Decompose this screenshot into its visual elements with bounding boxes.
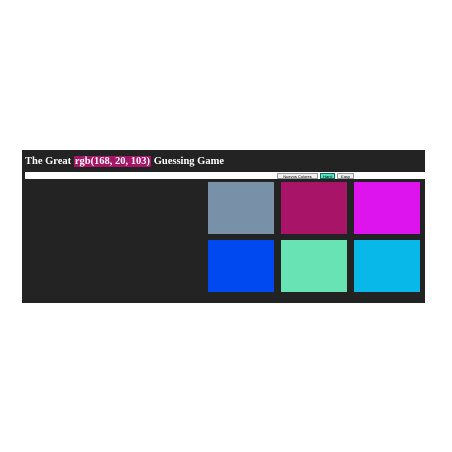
target-rgb-display: rgb(168, 20, 103) xyxy=(73,155,152,167)
color-square[interactable] xyxy=(354,182,420,234)
title-prefix: The Great xyxy=(25,155,72,167)
color-square[interactable] xyxy=(208,240,274,292)
color-square[interactable] xyxy=(281,182,347,234)
title-suffix: Guessing Game xyxy=(153,155,224,167)
color-squares-board xyxy=(22,179,425,303)
color-square[interactable] xyxy=(354,240,420,292)
hard-mode-button[interactable]: Hard xyxy=(320,172,335,179)
page-title: The Great rgb(168, 20, 103) Guessing Gam… xyxy=(22,155,224,167)
controls-bar: Nuevos Colores Hard Easy xyxy=(25,172,425,179)
easy-mode-button[interactable]: Easy xyxy=(337,172,354,179)
color-square[interactable] xyxy=(208,182,274,234)
new-colors-button[interactable]: Nuevos Colores xyxy=(277,172,318,179)
game-container: The Great rgb(168, 20, 103) Guessing Gam… xyxy=(22,150,425,303)
color-square[interactable] xyxy=(281,240,347,292)
header: The Great rgb(168, 20, 103) Guessing Gam… xyxy=(22,150,425,172)
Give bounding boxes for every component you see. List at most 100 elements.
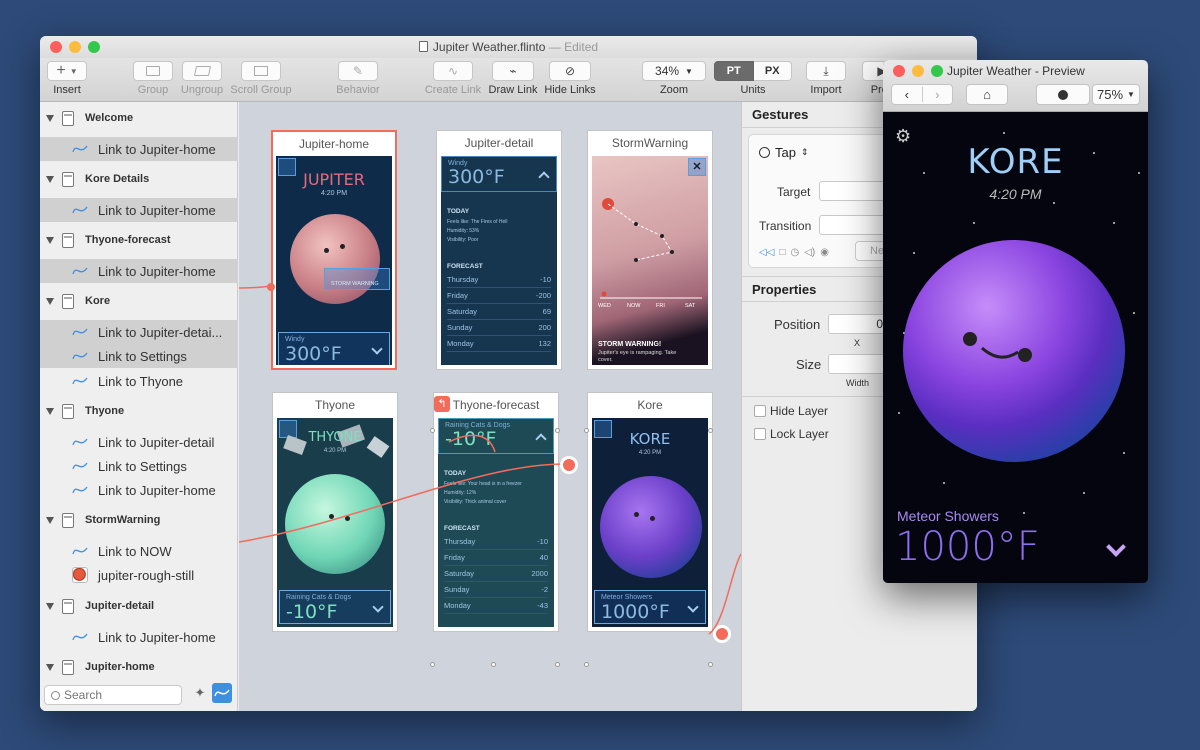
image-thumbnail-icon — [72, 567, 88, 583]
layer-group-row[interactable]: Jupiter-home — [40, 655, 238, 679]
group-button[interactable] — [133, 61, 173, 81]
preview-zoom-select[interactable]: 75% ▼ — [1092, 84, 1140, 105]
draw-link-tool[interactable]: ⌁ Draw Link — [488, 61, 538, 96]
create-link-tool[interactable]: ∿ Create Link — [422, 61, 484, 96]
rewind-icon[interactable]: ◁◁ — [759, 247, 774, 258]
layer-link-row[interactable]: Link to Jupiter-detail — [40, 430, 238, 454]
resize-handle[interactable] — [491, 662, 496, 667]
layer-link-row[interactable]: Link to NOW — [40, 539, 238, 563]
ungroup-button[interactable] — [182, 61, 222, 81]
import-tool[interactable]: ⤓ Import — [806, 61, 846, 96]
layer-link-row[interactable]: Link to Settings — [40, 454, 238, 478]
hide-links-tool[interactable]: ⊘ Hide Links — [542, 61, 598, 96]
import-button[interactable]: ⤓ — [806, 61, 846, 81]
record-button[interactable] — [1036, 84, 1090, 105]
chevron-down-icon[interactable] — [1106, 537, 1126, 557]
behavior-tool[interactable]: ✎ Behavior — [336, 61, 380, 96]
layer-label: Link to Jupiter-home — [98, 629, 216, 645]
width-field[interactable] — [828, 354, 888, 374]
ungroup-tool[interactable]: Ungroup — [178, 61, 226, 96]
resize-handle[interactable] — [708, 662, 713, 667]
resize-handle[interactable] — [430, 662, 435, 667]
layer-link-row[interactable]: Link to Jupiter-home — [40, 137, 238, 161]
forward-button[interactable]: › — [923, 87, 953, 102]
units-tool[interactable]: PT PX Units — [713, 61, 793, 96]
link-endpoint[interactable] — [267, 283, 275, 291]
create-link-button[interactable]: ∿ — [433, 61, 473, 81]
layer-group-row[interactable]: Kore Details — [40, 167, 238, 191]
timer-icon[interactable]: ◷ — [790, 247, 799, 258]
zoom-select[interactable]: 34% ▼ — [642, 61, 706, 81]
minimize-window-button[interactable] — [912, 65, 924, 77]
link-handle[interactable] — [560, 456, 578, 474]
layer-group-row[interactable]: Thyone-forecast — [40, 228, 238, 252]
star-decoration — [1003, 132, 1005, 134]
star-decoration — [1083, 492, 1085, 494]
square-icon[interactable]: □ — [779, 247, 785, 258]
hide-links-button[interactable]: ⊘ — [549, 61, 591, 81]
layer-group-row[interactable]: Thyone — [40, 399, 238, 423]
layer-group-row[interactable]: Welcome — [40, 106, 238, 130]
resize-handle[interactable] — [555, 428, 560, 433]
layer-image-row[interactable]: jupiter-rough-still — [40, 563, 238, 587]
magic-wand-icon[interactable]: ✦ — [190, 683, 210, 703]
zoom-window-button[interactable] — [931, 65, 943, 77]
close-window-button[interactable] — [893, 65, 905, 77]
design-canvas[interactable]: Jupiter-home JUPITER 4:20 PM STORM WARNI… — [239, 102, 741, 711]
target-icon[interactable]: ◉ — [820, 247, 829, 258]
draw-link-button[interactable]: ⌁ — [492, 61, 534, 81]
resize-handle[interactable] — [584, 428, 589, 433]
preview-screen[interactable]: ⚙ KORE 4:20 PM Meteor Showers 1000°F — [883, 112, 1148, 583]
disclosure-triangle-icon[interactable] — [46, 516, 54, 524]
units-segmented-control[interactable]: PT PX — [714, 61, 792, 81]
scroll-group-button[interactable] — [241, 61, 281, 81]
layer-label: Link to Settings — [98, 458, 187, 474]
gesture-select[interactable]: Tap ⇕ — [759, 145, 809, 160]
disclosure-triangle-icon[interactable] — [46, 114, 54, 122]
resize-handle[interactable] — [584, 662, 589, 667]
unit-pt-button[interactable]: PT — [714, 61, 754, 81]
hide-layer-checkbox[interactable] — [754, 405, 766, 417]
disclosure-triangle-icon[interactable] — [46, 297, 54, 305]
behavior-button[interactable]: ✎ — [338, 61, 378, 81]
layer-link-row[interactable]: Link to Jupiter-home — [40, 625, 238, 649]
layer-group-row[interactable]: StormWarning — [40, 508, 238, 532]
layer-link-row[interactable]: Link to Jupiter-home — [40, 198, 238, 222]
minimize-window-button[interactable] — [69, 41, 81, 53]
close-window-button[interactable] — [50, 41, 62, 53]
search-input[interactable] — [64, 688, 164, 702]
resize-handle[interactable] — [708, 428, 713, 433]
insert-button[interactable]: + ▼ — [47, 61, 87, 81]
disclosure-triangle-icon[interactable] — [46, 663, 54, 671]
layer-link-row[interactable]: Link to Jupiter-home — [40, 478, 238, 502]
chevron-down-icon: ▼ — [685, 66, 693, 76]
layer-link-row[interactable]: Link to Jupiter-detai... — [40, 320, 238, 344]
zoom-window-button[interactable] — [88, 41, 100, 53]
layer-link-row[interactable]: Link to Thyone — [40, 369, 238, 393]
unit-px-button[interactable]: PX — [753, 61, 792, 81]
insert-tool[interactable]: + ▼ Insert — [46, 61, 88, 96]
scroll-group-tool[interactable]: Scroll Group — [230, 61, 292, 96]
disclosure-triangle-icon[interactable] — [46, 236, 54, 244]
resize-handle[interactable] — [555, 662, 560, 667]
layer-group-row[interactable]: Kore — [40, 289, 238, 313]
layer-link-row[interactable]: Link to Settings — [40, 344, 238, 368]
layer-group-row[interactable]: Jupiter-detail — [40, 594, 238, 618]
sound-icon[interactable]: ◁) — [804, 247, 815, 258]
resize-handle[interactable] — [430, 428, 435, 433]
lock-layer-checkbox[interactable] — [754, 428, 766, 440]
link-handle[interactable] — [713, 625, 731, 643]
zoom-tool[interactable]: 34% ▼ Zoom — [641, 61, 707, 96]
disclosure-triangle-icon[interactable] — [46, 175, 54, 183]
disclosure-triangle-icon[interactable] — [46, 407, 54, 415]
layer-link-row[interactable]: Link to Jupiter-home — [40, 259, 238, 283]
page-icon — [62, 110, 74, 126]
disclosure-triangle-icon[interactable] — [46, 602, 54, 610]
group-tool[interactable]: Group — [132, 61, 174, 96]
position-x-field[interactable] — [828, 314, 888, 334]
show-links-toggle[interactable] — [212, 683, 232, 703]
back-button[interactable]: ‹ — [892, 87, 923, 102]
link-curve-icon — [72, 462, 88, 470]
search-box[interactable] — [44, 685, 182, 705]
home-button[interactable]: ⌂ — [966, 84, 1008, 105]
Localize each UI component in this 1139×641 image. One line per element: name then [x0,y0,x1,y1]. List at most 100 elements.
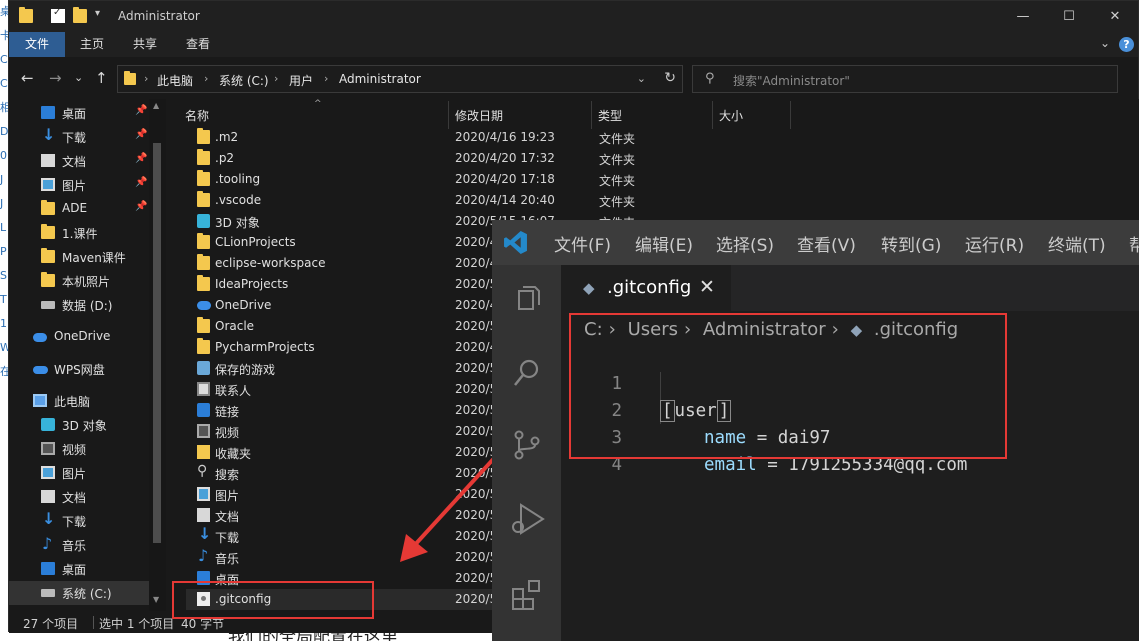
sidebar-scrollbar[interactable]: ▲ ▼ [149,99,166,611]
gitconfig-highlight-box [172,581,374,619]
sidebar-item[interactable]: 1.课件 [9,221,149,245]
sidebar-item[interactable]: 图片 📌 [9,173,149,197]
folder-icon [197,317,210,333]
recent-locations-button[interactable]: ⌄ [74,71,83,84]
breadcrumb-administrator[interactable]: Administrator [339,72,421,86]
pin-icon[interactable]: 📌 [135,129,147,140]
desktop-icon [41,106,55,119]
help-icon[interactable]: ? [1119,37,1134,52]
column-divider[interactable] [448,101,449,129]
explorer-files-icon[interactable] [509,281,545,317]
scroll-down-icon[interactable]: ▼ [153,595,159,604]
column-header-date[interactable]: 修改日期 [455,107,503,124]
up-button[interactable]: ↑ [95,69,108,87]
music-icon [197,546,210,565]
back-button[interactable]: ← [21,69,34,87]
menu-item[interactable]: 帮 [1129,231,1139,256]
address-bar[interactable]: › 此电脑 › 系统 (C:) › 用户 › Administrator ⌄ ↻ [117,65,683,93]
sidebar-item-label: 下载 [62,131,87,145]
forward-button[interactable]: → [49,69,62,87]
search-box[interactable]: ⚲ 搜索"Administrator" [692,65,1118,93]
tab-home[interactable]: 主页 [77,32,107,57]
breadcrumb-drive-c[interactable]: 系统 (C:) [219,72,269,89]
extensions-icon[interactable] [509,577,545,613]
sidebar-item[interactable]: 下载 📌 [9,125,149,149]
column-divider[interactable] [790,101,791,129]
sidebar-item-label: 文档 [62,491,87,505]
file-row[interactable]: .vscode 2020/4/14 20:40 文件夹 [186,190,1139,211]
file-row[interactable]: .p2 2020/4/20 17:32 文件夹 [186,148,1139,169]
sidebar-item-label: 3D 对象 [62,419,107,433]
menu-item[interactable]: 查看(V) [797,231,856,256]
column-divider[interactable] [591,101,592,129]
settings-file-icon: ◆ [583,279,595,297]
sidebar-item[interactable]: 文档 [9,485,149,509]
pin-icon[interactable]: 📌 [135,105,147,116]
source-control-icon[interactable] [509,427,545,463]
video-icon [197,424,210,438]
pin-icon[interactable]: 📌 [135,153,147,164]
maximize-button[interactable]: ☐ [1046,1,1092,32]
menu-item[interactable]: 转到(G) [881,231,941,256]
file-name: 文档 [215,510,240,524]
menu-item[interactable]: 文件(F) [554,231,611,256]
tab-label: .gitconfig [607,277,692,298]
tab-file[interactable]: 文件 [9,32,65,57]
sidebar-item[interactable]: 系统 (C:) [9,581,151,605]
sidebar-item[interactable]: ADE 📌 [9,197,149,221]
menu-item[interactable]: 编辑(E) [635,231,693,256]
close-button[interactable]: ✕ [1092,1,1138,32]
properties-icon[interactable] [51,7,65,23]
scrollbar-thumb[interactable] [153,143,161,543]
editor-tab-bar: ◆ .gitconfig ✕ [561,265,1139,311]
sidebar-item[interactable]: 数据 (D:) [9,293,149,317]
column-header-name[interactable]: 名称 [185,107,209,124]
sidebar-item[interactable]: 本机照片 [9,269,149,293]
folder-icon [197,233,210,249]
contacts-icon [197,382,210,396]
sidebar-item[interactable]: 桌面 [9,557,149,581]
close-tab-icon[interactable]: ✕ [699,276,715,298]
sidebar-item[interactable]: Maven课件 [9,245,149,269]
pin-icon[interactable]: 📌 [135,177,147,188]
menu-item[interactable]: 运行(R) [965,231,1024,256]
column-divider[interactable] [712,101,713,129]
sidebar-item[interactable]: 视频 [9,437,149,461]
tab-share[interactable]: 共享 [130,32,160,57]
file-name: Oracle [215,319,255,333]
pin-icon[interactable]: 📌 [135,201,147,212]
quick-access-dropdown-icon[interactable]: ▾ [95,8,100,19]
menu-item[interactable]: 终端(T) [1048,231,1106,256]
column-header-size[interactable]: 大小 [719,107,743,124]
address-dropdown-icon[interactable]: ⌄ [637,72,646,85]
refresh-icon[interactable]: ↻ [664,70,676,86]
minimize-button[interactable]: — [1000,1,1046,32]
file-row[interactable]: .m2 2020/4/16 19:23 文件夹 [186,127,1139,148]
sidebar-item[interactable]: 下载 [9,509,149,533]
file-row[interactable]: .tooling 2020/4/20 17:18 文件夹 [186,169,1139,190]
sidebar-item[interactable]: 图片 [9,461,149,485]
new-folder-icon[interactable] [73,7,87,23]
sidebar-item[interactable]: 文档 📌 [9,149,149,173]
title-bar: ▾ Administrator — ☐ ✕ [9,1,1138,32]
breadcrumb-users[interactable]: 用户 [289,72,313,89]
search-icon[interactable] [509,355,545,391]
scroll-up-icon[interactable]: ▲ [153,101,159,110]
file-date: 2020/4/20 17:18 [455,172,555,186]
sidebar-item-label: 音乐 [62,539,87,553]
sidebar-item[interactable]: 音乐 [9,533,149,557]
sidebar-item[interactable]: 3D 对象 [9,413,149,437]
ribbon-tabs: 文件 主页 共享 查看 ⌄ ? [9,32,1138,57]
menu-item[interactable]: 选择(S) [716,231,774,256]
sidebar-item[interactable]: 桌面 📌 [9,101,149,125]
run-debug-icon[interactable] [509,501,545,537]
sidebar-item[interactable]: WPS网盘 [9,357,149,381]
tab-gitconfig[interactable]: ◆ .gitconfig ✕ [561,265,731,311]
tab-view[interactable]: 查看 [183,32,213,57]
expand-ribbon-icon[interactable]: ⌄ [1100,36,1110,50]
sidebar-item[interactable]: OneDrive [9,325,149,349]
column-header-type[interactable]: 类型 [598,107,622,124]
breadcrumb-this-pc[interactable]: 此电脑 [157,72,193,89]
sidebar-item[interactable]: 此电脑 [9,389,149,413]
sidebar-item-label: 下载 [62,515,87,529]
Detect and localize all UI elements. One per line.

== What the exercise asks ==
Rename "Nuevos Colores" to "New Colors" in the rows from the line with "target-rgb-display: rgb(168, 20, 103)" to the line with "Give bounding boxes", leaving all other text unchanged. Give only those lines.

== Expected output ==
target-rgb-display: rgb(168, 20, 103) xyxy=(73,155,152,167)
color-square[interactable] xyxy=(354,182,420,234)
title-prefix: The Great xyxy=(25,155,72,167)
color-square[interactable] xyxy=(208,240,274,292)
color-square[interactable] xyxy=(281,182,347,234)
title-suffix: Guessing Game xyxy=(153,155,224,167)
color-squares-board xyxy=(22,179,425,303)
color-square[interactable] xyxy=(354,240,420,292)
hard-mode-button[interactable]: Hard xyxy=(320,172,335,179)
page-title: The Great rgb(168, 20, 103) Guessing Gam… xyxy=(22,155,224,167)
controls-bar: New Colors Hard Easy xyxy=(25,172,425,179)
easy-mode-button[interactable]: Easy xyxy=(337,172,354,179)
color-square[interactable] xyxy=(208,182,274,234)
new-colors-button[interactable]: New Colors xyxy=(277,172,318,179)
game-container: The Great rgb(168, 20, 103) Guessing Gam… xyxy=(22,150,425,303)
color-square[interactable] xyxy=(281,240,347,292)
header: The Great rgb(168, 20, 103) Guessing Gam… xyxy=(22,150,425,172)
Give bounding boxes for every component you see. List at most 100 elements.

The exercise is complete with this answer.